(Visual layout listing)
** start **

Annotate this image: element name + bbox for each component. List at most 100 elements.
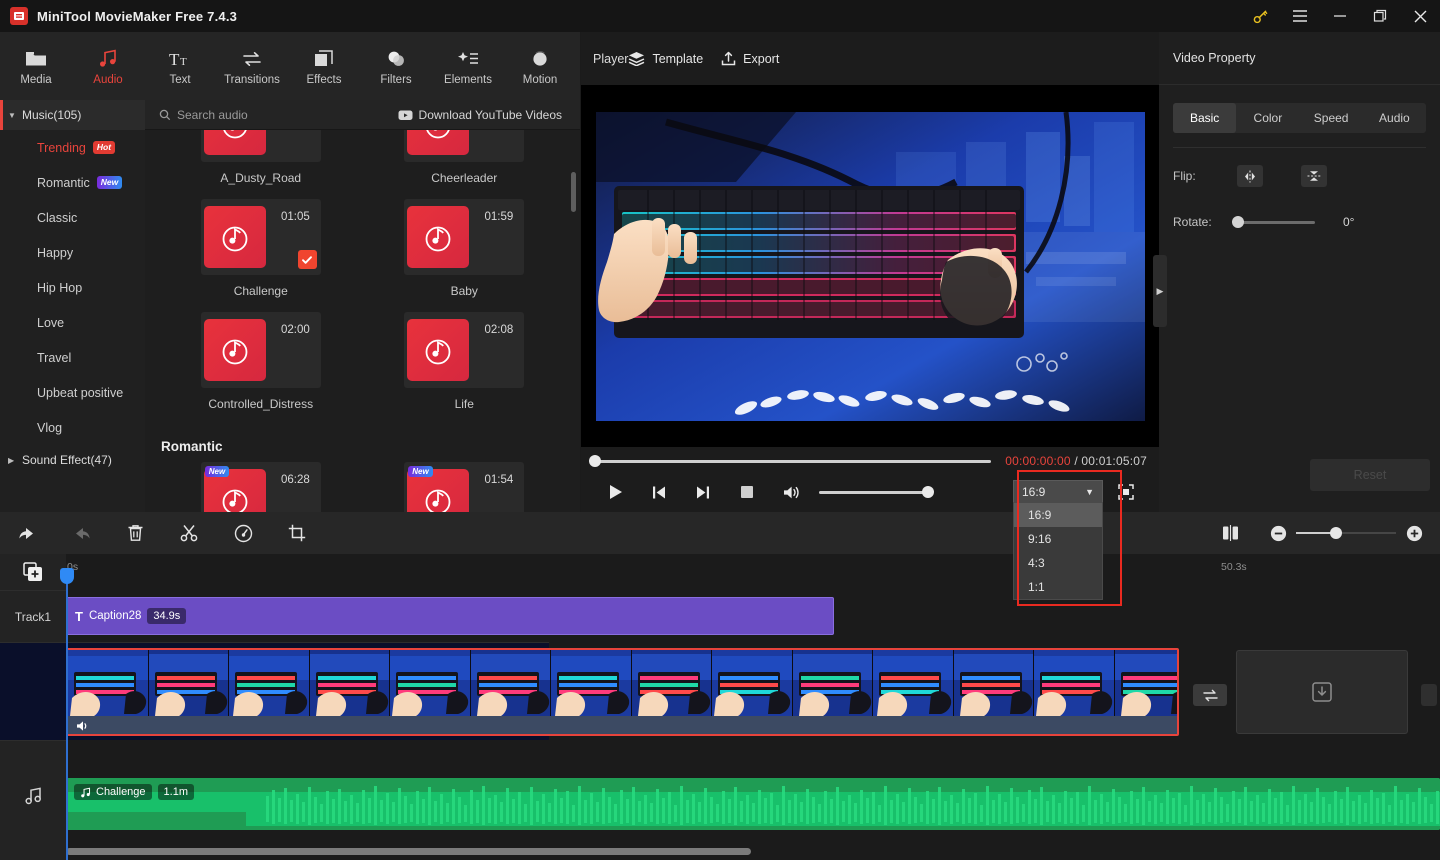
aspect-ratio-option-4-3[interactable]: 4:3	[1014, 551, 1102, 575]
aspect-ratio-dropdown-menu[interactable]: 16:9 9:16 4:3 1:1	[1013, 502, 1103, 600]
volume-icon[interactable]	[76, 720, 90, 732]
minimize-icon[interactable]	[1320, 0, 1360, 32]
audio-item[interactable]: 02:08 Life	[363, 312, 567, 425]
crop-button[interactable]	[270, 512, 324, 554]
timeline-edge-handle[interactable]	[1421, 684, 1437, 706]
sidebar-item-hip-hop[interactable]: Hip Hop	[0, 270, 145, 305]
audio-item[interactable]: Cheerleader	[363, 130, 567, 199]
search-input[interactable]: Search audio	[159, 108, 248, 122]
nav-tab-audio[interactable]: Audio	[72, 32, 144, 100]
sidebar-item-love[interactable]: Love	[0, 305, 145, 340]
category-group-sound-effect[interactable]: ▶ Sound Effect(47)	[0, 445, 145, 475]
audio-item[interactable]: 01:59 Baby	[363, 199, 567, 312]
sidebar-item-travel[interactable]: Travel	[0, 340, 145, 375]
sidebar-item-happy[interactable]: Happy	[0, 235, 145, 270]
tab-basic[interactable]: Basic	[1173, 103, 1237, 133]
tab-audio[interactable]: Audio	[1363, 103, 1426, 133]
audio-item-card[interactable]: 01:05	[200, 199, 321, 275]
timeline-video-track[interactable]	[66, 642, 1440, 740]
sidebar-item-classic[interactable]: Classic	[0, 200, 145, 235]
flip-vertical-icon[interactable]	[1301, 165, 1327, 187]
timeline-audio-track[interactable]: Challenge 1.1m	[66, 740, 1440, 850]
fullscreen-icon[interactable]	[1113, 476, 1139, 508]
audio-item-card[interactable]: 01:59	[404, 199, 525, 275]
hamburger-menu-icon[interactable]	[1280, 0, 1320, 32]
timeline-text-track[interactable]: T Caption28 34.9s	[66, 590, 1440, 642]
redo-button[interactable]	[54, 512, 108, 554]
timeline-ruler[interactable]: 0s 50.3s	[66, 554, 1440, 590]
panel-collapse-handle[interactable]: ▶	[1153, 255, 1167, 327]
playhead-handle[interactable]	[60, 568, 74, 584]
sidebar-item-upbeat-positive[interactable]: Upbeat positive	[0, 375, 145, 410]
audio-item-card[interactable]	[200, 130, 321, 162]
flip-horizontal-icon[interactable]	[1237, 165, 1263, 187]
template-button[interactable]: Template	[628, 51, 703, 66]
audio-item[interactable]: New 01:54	[363, 462, 567, 512]
zoom-out-icon[interactable]	[1266, 521, 1290, 545]
audio-item-card[interactable]: New 06:28	[200, 462, 321, 512]
maximize-icon[interactable]	[1360, 0, 1400, 32]
check-icon[interactable]	[297, 250, 317, 269]
add-media-icon[interactable]	[0, 554, 66, 590]
playhead[interactable]	[60, 568, 74, 860]
nav-tab-media[interactable]: Media	[0, 32, 72, 100]
nav-tab-motion[interactable]: Motion	[504, 32, 576, 100]
video-clip[interactable]	[66, 648, 1179, 736]
timeline-zoom-slider[interactable]	[1296, 527, 1396, 539]
audio-item[interactable]: A_Dusty_Road	[159, 130, 363, 199]
audio-item-card[interactable]: 02:00	[200, 312, 321, 388]
audio-clip[interactable]: Challenge 1.1m	[66, 778, 1440, 830]
key-icon[interactable]	[1240, 0, 1280, 32]
audio-item[interactable]: 01:05 Challenge	[159, 199, 363, 312]
tab-color[interactable]: Color	[1236, 103, 1299, 133]
export-button[interactable]: Export	[721, 51, 779, 66]
volume-icon[interactable]	[769, 476, 813, 508]
audio-item-card[interactable]: New 01:54	[404, 462, 525, 512]
category-group-music[interactable]: ▼ Music(105)	[0, 100, 145, 130]
nav-tab-text[interactable]: TT Text	[144, 32, 216, 100]
audio-item-card[interactable]	[404, 130, 525, 162]
track-gutter-audio[interactable]	[0, 740, 66, 850]
reset-button[interactable]: Reset	[1310, 459, 1430, 491]
library-scrollbar[interactable]	[571, 172, 576, 212]
seek-bar[interactable]	[589, 455, 992, 467]
play-icon[interactable]	[593, 476, 637, 508]
stop-icon[interactable]	[725, 476, 769, 508]
undo-button[interactable]	[0, 512, 54, 554]
volume-slider[interactable]	[819, 486, 934, 498]
library-grid-scroll-area[interactable]: A_Dusty_Road Cheerleader 01:05 Challenge…	[145, 130, 580, 512]
sidebar-item-vlog[interactable]: Vlog	[0, 410, 145, 445]
timeline-scrollbar-thumb[interactable]	[66, 848, 751, 855]
track-gutter-text[interactable]: Track1	[0, 590, 66, 642]
nav-tab-filters[interactable]: Filters	[360, 32, 432, 100]
audio-item[interactable]: New 06:28	[159, 462, 363, 512]
close-icon[interactable]	[1400, 0, 1440, 32]
volume-handle[interactable]	[922, 486, 934, 498]
seek-handle[interactable]	[589, 455, 601, 467]
tab-speed[interactable]: Speed	[1300, 103, 1363, 133]
sidebar-item-romantic[interactable]: Romantic New	[0, 165, 145, 200]
sidebar-item-trending[interactable]: Trending Hot	[0, 130, 145, 165]
aspect-ratio-option-1-1[interactable]: 1:1	[1014, 575, 1102, 599]
audio-item[interactable]: 02:00 Controlled_Distress	[159, 312, 363, 425]
timeline-horizontal-scrollbar[interactable]	[66, 848, 1440, 855]
split-button[interactable]	[162, 512, 216, 554]
aspect-ratio-option-16-9[interactable]: 16:9	[1014, 503, 1102, 527]
next-frame-icon[interactable]	[681, 476, 725, 508]
zoom-slider-handle[interactable]	[1330, 527, 1342, 539]
previous-frame-icon[interactable]	[637, 476, 681, 508]
rotate-slider[interactable]	[1232, 216, 1315, 228]
nav-tab-elements[interactable]: Elements	[432, 32, 504, 100]
download-youtube-videos-button[interactable]: Download YouTube Videos	[398, 108, 562, 122]
split-screen-icon[interactable]	[1218, 521, 1242, 545]
rotate-handle[interactable]	[1232, 216, 1244, 228]
delete-button[interactable]	[108, 512, 162, 554]
aspect-ratio-option-9-16[interactable]: 9:16	[1014, 527, 1102, 551]
transition-swap-icon[interactable]	[1193, 684, 1227, 706]
nav-tab-effects[interactable]: Effects	[288, 32, 360, 100]
zoom-in-icon[interactable]	[1402, 521, 1426, 545]
aspect-ratio-select[interactable]: 16:9 ▼	[1013, 480, 1103, 504]
nav-tab-transitions[interactable]: Transitions	[216, 32, 288, 100]
audio-item-card[interactable]: 02:08	[404, 312, 525, 388]
add-clip-placeholder[interactable]	[1236, 650, 1408, 734]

** end **

> TASK REQUIREMENTS: Gather every line of the listing above that contains the string "frame", and copy each one in full.

> SOLUTION TO THIS EXERCISE:
next-frame-icon[interactable]	[681, 476, 725, 508]
previous-frame-icon[interactable]	[637, 476, 681, 508]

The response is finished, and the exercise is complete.